◆ **Records**:

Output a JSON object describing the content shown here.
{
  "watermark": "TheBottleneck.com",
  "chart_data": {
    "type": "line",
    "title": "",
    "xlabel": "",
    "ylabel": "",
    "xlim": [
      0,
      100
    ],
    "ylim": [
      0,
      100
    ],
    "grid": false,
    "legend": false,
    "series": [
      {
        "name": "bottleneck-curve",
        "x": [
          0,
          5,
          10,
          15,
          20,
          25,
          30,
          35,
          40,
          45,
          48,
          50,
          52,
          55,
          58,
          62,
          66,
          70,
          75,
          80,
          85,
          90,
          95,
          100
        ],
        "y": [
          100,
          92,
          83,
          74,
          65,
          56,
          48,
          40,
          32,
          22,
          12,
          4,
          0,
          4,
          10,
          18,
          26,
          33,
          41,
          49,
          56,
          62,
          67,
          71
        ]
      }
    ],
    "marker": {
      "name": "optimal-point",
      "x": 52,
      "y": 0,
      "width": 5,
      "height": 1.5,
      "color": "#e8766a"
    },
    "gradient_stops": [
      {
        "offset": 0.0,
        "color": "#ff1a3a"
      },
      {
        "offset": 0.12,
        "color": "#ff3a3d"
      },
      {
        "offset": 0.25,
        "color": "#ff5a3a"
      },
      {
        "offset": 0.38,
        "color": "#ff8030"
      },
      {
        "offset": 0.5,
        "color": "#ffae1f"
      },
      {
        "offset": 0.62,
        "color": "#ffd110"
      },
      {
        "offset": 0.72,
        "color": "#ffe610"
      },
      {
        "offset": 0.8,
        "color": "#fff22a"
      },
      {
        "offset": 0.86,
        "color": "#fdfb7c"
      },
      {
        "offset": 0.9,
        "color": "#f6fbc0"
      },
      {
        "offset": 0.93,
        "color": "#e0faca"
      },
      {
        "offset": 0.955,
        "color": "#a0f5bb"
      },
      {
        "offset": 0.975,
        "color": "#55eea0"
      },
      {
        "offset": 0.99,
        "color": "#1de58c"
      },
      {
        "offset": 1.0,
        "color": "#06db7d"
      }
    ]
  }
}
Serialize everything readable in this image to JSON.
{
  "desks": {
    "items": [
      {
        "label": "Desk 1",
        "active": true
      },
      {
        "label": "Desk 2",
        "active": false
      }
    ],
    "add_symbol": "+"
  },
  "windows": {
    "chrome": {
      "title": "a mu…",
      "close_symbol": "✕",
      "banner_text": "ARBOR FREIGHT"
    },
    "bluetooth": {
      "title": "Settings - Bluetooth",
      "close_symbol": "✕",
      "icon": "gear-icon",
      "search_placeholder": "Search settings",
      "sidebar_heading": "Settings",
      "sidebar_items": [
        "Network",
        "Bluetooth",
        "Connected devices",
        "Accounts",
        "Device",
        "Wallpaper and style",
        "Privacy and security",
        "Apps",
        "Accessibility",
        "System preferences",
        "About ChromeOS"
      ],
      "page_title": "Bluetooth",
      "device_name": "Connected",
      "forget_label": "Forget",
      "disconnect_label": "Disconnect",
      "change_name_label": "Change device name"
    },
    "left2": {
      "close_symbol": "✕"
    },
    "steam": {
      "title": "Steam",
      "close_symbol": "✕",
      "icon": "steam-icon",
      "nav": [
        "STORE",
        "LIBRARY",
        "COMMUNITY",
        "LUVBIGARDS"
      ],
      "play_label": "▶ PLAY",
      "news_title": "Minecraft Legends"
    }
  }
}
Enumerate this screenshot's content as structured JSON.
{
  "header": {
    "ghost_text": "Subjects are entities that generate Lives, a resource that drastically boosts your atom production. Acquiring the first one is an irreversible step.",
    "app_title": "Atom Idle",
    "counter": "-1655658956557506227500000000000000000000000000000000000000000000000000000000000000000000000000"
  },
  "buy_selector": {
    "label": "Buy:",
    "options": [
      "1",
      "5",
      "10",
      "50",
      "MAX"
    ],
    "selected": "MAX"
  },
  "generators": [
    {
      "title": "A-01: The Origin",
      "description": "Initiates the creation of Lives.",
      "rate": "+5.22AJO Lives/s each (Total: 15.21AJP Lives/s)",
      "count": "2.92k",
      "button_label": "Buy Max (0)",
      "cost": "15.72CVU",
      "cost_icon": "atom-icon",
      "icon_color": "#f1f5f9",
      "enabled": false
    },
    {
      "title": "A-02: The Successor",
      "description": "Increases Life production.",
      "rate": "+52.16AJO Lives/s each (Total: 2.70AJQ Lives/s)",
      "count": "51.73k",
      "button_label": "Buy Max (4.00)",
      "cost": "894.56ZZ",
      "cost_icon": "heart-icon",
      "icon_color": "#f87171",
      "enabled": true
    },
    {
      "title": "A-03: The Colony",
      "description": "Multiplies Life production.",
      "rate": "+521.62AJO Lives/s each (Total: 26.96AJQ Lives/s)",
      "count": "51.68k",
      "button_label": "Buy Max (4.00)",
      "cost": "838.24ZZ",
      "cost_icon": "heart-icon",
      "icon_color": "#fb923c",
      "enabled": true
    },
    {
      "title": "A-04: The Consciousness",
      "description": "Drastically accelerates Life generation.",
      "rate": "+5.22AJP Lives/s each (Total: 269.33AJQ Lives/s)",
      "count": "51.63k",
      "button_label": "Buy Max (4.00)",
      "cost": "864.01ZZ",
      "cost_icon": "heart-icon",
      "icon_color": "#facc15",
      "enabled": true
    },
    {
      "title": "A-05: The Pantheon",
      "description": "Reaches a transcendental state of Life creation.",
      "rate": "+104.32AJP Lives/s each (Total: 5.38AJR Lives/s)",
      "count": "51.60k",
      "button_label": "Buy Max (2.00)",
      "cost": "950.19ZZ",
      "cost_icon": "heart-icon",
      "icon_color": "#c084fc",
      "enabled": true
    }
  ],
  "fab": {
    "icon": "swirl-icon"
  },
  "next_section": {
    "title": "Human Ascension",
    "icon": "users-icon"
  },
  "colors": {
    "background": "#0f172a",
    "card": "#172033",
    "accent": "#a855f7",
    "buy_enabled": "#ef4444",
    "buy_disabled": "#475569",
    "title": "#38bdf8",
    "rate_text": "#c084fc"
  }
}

◆ **What you need to do**:
Reproduce all of the data exactly as given.

◆ **Answer for the task**:
Output a JSON object describing the content shown here.
{
  "watermark": "TheBottleneck.com",
  "chart_data": {
    "type": "line",
    "title": "",
    "xlabel": "",
    "ylabel": "",
    "xlim": [
      0,
      100
    ],
    "ylim": [
      0,
      100
    ],
    "grid": false,
    "legend": false,
    "series": [
      {
        "name": "bottleneck-curve",
        "x": [
          0,
          5,
          10,
          15,
          20,
          25,
          30,
          35,
          40,
          45,
          48,
          50,
          52,
          55,
          58,
          62,
          66,
          70,
          75,
          80,
          85,
          90,
          95,
          100
        ],
        "y": [
          100,
          92,
          83,
          74,
          65,
          56,
          48,
          40,
          32,
          22,
          12,
          4,
          0,
          4,
          10,
          18,
          26,
          33,
          41,
          49,
          56,
          62,
          67,
          71
        ]
      }
    ],
    "marker": {
      "name": "optimal-point",
      "x": 52,
      "y": 0,
      "width": 5,
      "height": 1.5,
      "color": "#e8766a"
    },
    "gradient_stops": [
      {
        "offset": 0.0,
        "color": "#ff1a3a"
      },
      {
        "offset": 0.12,
        "color": "#ff3a3d"
      },
      {
        "offset": 0.25,
        "color": "#ff5a3a"
      },
      {
        "offset": 0.38,
        "color": "#ff8030"
      },
      {
        "offset": 0.5,
        "color": "#ffae1f"
      },
      {
        "offset": 0.62,
        "color": "#ffd110"
      },
      {
        "offset": 0.72,
        "color": "#ffe610"
      },
      {
        "offset": 0.8,
        "color": "#fff22a"
      },
      {
        "offset": 0.86,
        "color": "#fdfb7c"
      },
      {
        "offset": 0.9,
        "color": "#f6fbc0"
      },
      {
        "offset": 0.93,
        "color": "#e0faca"
      },
      {
        "offset": 0.955,
        "color": "#a0f5bb"
      },
      {
        "offset": 0.975,
        "color": "#55eea0"
      },
      {
        "offset": 0.99,
        "color": "#1de58c"
      },
      {
        "offset": 1.0,
        "color": "#06db7d"
      }
    ]
  }
}
Serialize everything readable in this image to JSON.
{
  "desks": {
    "items": [
      {
        "label": "Desk 1",
        "active": true
      },
      {
        "label": "Desk 2",
        "active": false
      }
    ],
    "add_symbol": "+"
  },
  "windows": {
    "chrome": {
      "title": "a mu…",
      "close_symbol": "✕",
      "banner_text": "ARBOR FREIGHT"
    },
    "bluetooth": {
      "title": "Settings - Bluetooth",
      "close_symbol": "✕",
      "icon": "gear-icon",
      "search_placeholder": "Search settings",
      "sidebar_heading": "Settings",
      "sidebar_items": [
        "Network",
        "Bluetooth",
        "Connected devices",
        "Accounts",
        "Device",
        "Wallpaper and style",
        "Privacy and security",
        "Apps",
        "Accessibility",
        "System preferences",
        "About ChromeOS"
      ],
      "page_title": "Bluetooth",
      "device_name": "Connected",
      "forget_label": "Forget",
      "disconnect_label": "Disconnect",
      "change_name_label": "Change device name"
    },
    "left2": {
      "close_symbol": "✕"
    },
    "steam": {
      "title": "Steam",
      "close_symbol": "✕",
      "icon": "steam-icon",
      "nav": [
        "STORE",
        "LIBRARY",
        "COMMUNITY",
        "LUVBIGARDS"
      ],
      "play_label": "▶ PLAY",
      "news_title": "Minecraft Legends"
    }
  }
}
Enumerate this screenshot's content as structured JSON.
{
  "header": {
    "ghost_text": "Subjects are entities that generate Lives, a resource that drastically boosts your atom production. Acquiring the first one is an irreversible step.",
    "app_title": "Atom Idle",
    "counter": "-1655658956557506227500000000000000000000000000000000000000000000000000000000000000000000000000"
  },
  "buy_selector": {
    "label": "Buy:",
    "options": [
      "1",
      "5",
      "10",
      "50",
      "MAX"
    ],
    "selected": "MAX"
  },
  "generators": [
    {
      "title": "A-01: The Origin",
      "description": "Initiates the creation of Lives.",
      "rate": "+5.22AJO Lives/s each (Total: 15.21AJP Lives/s)",
      "count": "2.92k",
      "button_label": "Buy Max (0)",
      "cost": "15.72CVU",
      "cost_icon": "atom-icon",
      "icon_color": "#f1f5f9",
      "enabled": false
    },
    {
      "title": "A-02: The Successor",
      "description": "Increases Life production.",
      "rate": "+52.16AJO Lives/s each (Total: 2.70AJQ Lives/s)",
      "count": "51.73k",
      "button_label": "Buy Max (4.00)",
      "cost": "894.56ZZ",
      "cost_icon": "heart-icon",
      "icon_color": "#f87171",
      "enabled": true
    },
    {
      "title": "A-03: The Colony",
      "description": "Multiplies Life production.",
      "rate": "+521.62AJO Lives/s each (Total: 26.96AJQ Lives/s)",
      "count": "51.68k",
      "button_label": "Buy Max (4.00)",
      "cost": "838.24ZZ",
      "cost_icon": "heart-icon",
      "icon_color": "#fb923c",
      "enabled": true
    },
    {
      "title": "A-04: The Consciousness",
      "description": "Drastically accelerates Life generation.",
      "rate": "+5.22AJP Lives/s each (Total: 269.33AJQ Lives/s)",
      "count": "51.63k",
      "button_label": "Buy Max (4.00)",
      "cost": "864.01ZZ",
      "cost_icon": "heart-icon",
      "icon_color": "#facc15",
      "enabled": true
    },
    {
      "title": "A-05: The Pantheon",
      "description": "Reaches a transcendental state of Life creation.",
      "rate": "+104.32AJP Lives/s each (Total: 5.38AJR Lives/s)",
      "count": "51.60k",
      "button_label": "Buy Max (2.00)",
      "cost": "950.19ZZ",
      "cost_icon": "heart-icon",
      "icon_color": "#c084fc",
      "enabled": true
    }
  ],
  "fab": {
    "icon": "swirl-icon"
  },
  "next_section": {
    "title": "Human Ascension",
    "icon": "users-icon"
  },
  "colors": {
    "background": "#0f172a",
    "card": "#172033",
    "accent": "#a855f7",
    "buy_enabled": "#ef4444",
    "buy_disabled": "#475569",
    "title": "#38bdf8",
    "rate_text": "#c084fc"
  }
}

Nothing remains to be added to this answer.